Instructions to follow. Pull out from the material below all lines with "this".

Extracted information.
· · ·
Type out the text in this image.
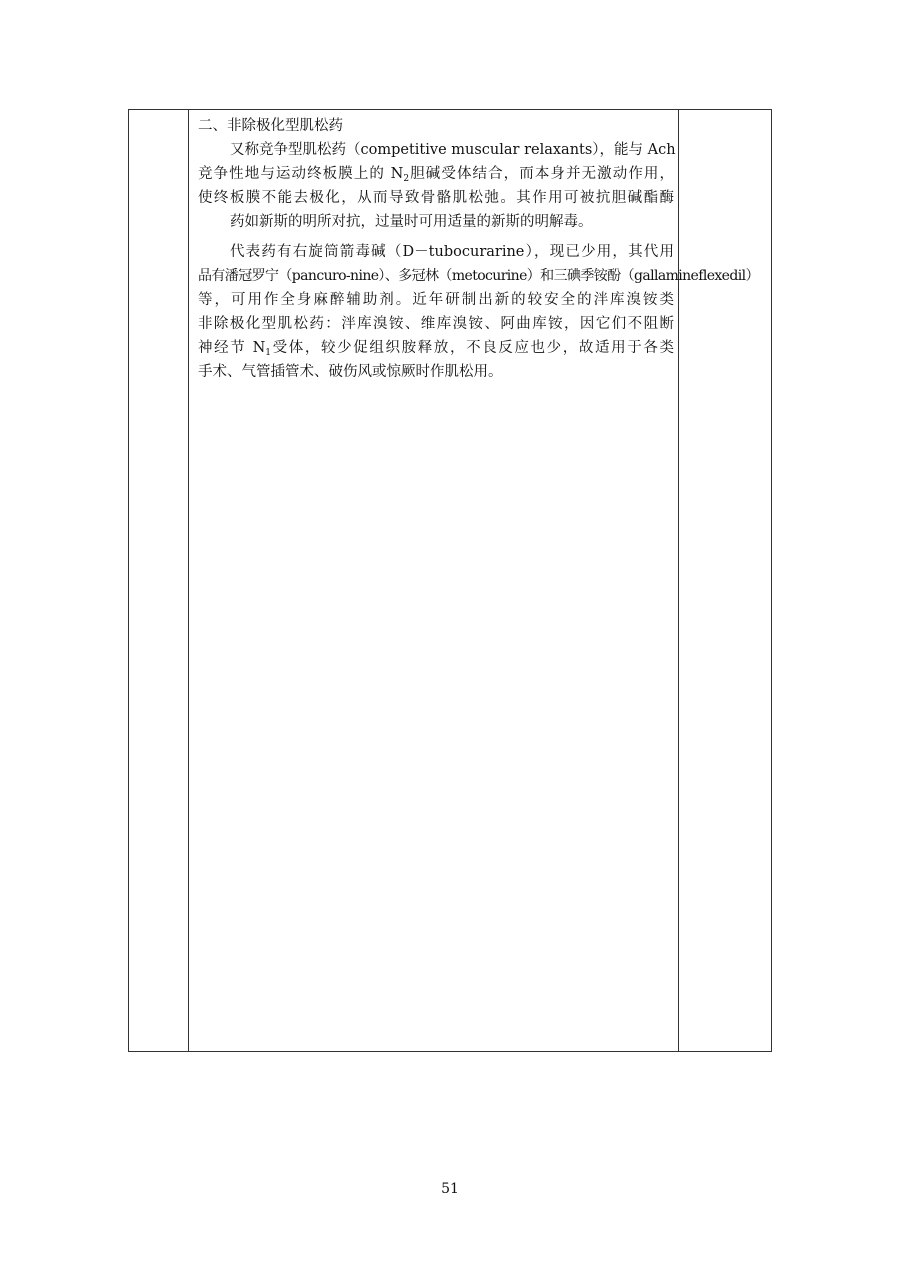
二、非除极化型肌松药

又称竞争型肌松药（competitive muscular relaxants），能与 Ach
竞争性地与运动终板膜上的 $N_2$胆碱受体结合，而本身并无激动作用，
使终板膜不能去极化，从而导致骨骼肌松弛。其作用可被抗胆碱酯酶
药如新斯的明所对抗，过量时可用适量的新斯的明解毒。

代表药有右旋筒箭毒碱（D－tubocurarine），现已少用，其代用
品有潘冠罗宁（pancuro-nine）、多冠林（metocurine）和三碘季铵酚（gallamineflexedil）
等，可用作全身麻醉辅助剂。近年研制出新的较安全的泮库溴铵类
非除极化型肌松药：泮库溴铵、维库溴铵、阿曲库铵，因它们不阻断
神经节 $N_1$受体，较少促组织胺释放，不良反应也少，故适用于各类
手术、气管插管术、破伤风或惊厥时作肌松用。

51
· · ·
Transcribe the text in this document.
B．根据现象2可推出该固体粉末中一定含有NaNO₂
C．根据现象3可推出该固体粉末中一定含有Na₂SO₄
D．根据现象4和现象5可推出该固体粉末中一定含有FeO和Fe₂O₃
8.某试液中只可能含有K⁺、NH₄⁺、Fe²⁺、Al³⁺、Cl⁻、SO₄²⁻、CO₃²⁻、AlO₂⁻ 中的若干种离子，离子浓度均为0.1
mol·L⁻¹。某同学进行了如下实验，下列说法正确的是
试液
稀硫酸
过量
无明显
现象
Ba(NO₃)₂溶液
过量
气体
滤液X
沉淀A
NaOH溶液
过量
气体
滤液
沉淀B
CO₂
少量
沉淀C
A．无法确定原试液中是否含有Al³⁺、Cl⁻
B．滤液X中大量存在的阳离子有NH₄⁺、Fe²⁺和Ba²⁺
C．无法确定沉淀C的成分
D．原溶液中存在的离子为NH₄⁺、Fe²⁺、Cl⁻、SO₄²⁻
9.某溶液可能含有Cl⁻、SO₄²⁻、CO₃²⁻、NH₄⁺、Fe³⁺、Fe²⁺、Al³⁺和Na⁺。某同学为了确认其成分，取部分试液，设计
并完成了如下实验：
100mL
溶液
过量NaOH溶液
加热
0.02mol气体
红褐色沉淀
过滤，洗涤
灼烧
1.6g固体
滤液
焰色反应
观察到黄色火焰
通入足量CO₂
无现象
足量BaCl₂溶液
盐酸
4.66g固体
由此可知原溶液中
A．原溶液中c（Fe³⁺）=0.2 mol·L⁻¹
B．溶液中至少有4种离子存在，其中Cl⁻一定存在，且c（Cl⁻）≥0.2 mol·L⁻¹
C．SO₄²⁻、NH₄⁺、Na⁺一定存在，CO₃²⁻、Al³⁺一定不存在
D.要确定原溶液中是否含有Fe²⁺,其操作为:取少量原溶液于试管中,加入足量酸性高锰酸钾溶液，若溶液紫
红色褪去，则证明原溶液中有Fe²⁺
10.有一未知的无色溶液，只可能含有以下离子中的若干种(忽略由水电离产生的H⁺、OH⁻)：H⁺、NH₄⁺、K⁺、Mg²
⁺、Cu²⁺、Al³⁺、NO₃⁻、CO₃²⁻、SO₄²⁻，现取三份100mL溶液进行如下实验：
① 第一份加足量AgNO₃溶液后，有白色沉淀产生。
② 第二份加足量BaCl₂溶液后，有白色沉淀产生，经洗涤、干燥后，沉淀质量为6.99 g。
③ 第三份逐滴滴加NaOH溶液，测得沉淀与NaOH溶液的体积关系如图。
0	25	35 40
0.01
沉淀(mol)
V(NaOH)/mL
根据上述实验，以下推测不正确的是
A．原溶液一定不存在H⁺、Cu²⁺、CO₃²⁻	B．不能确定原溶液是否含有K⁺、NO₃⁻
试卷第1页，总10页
· · ·
The output.
Type out the text in this image.
Transcribe the text in this document.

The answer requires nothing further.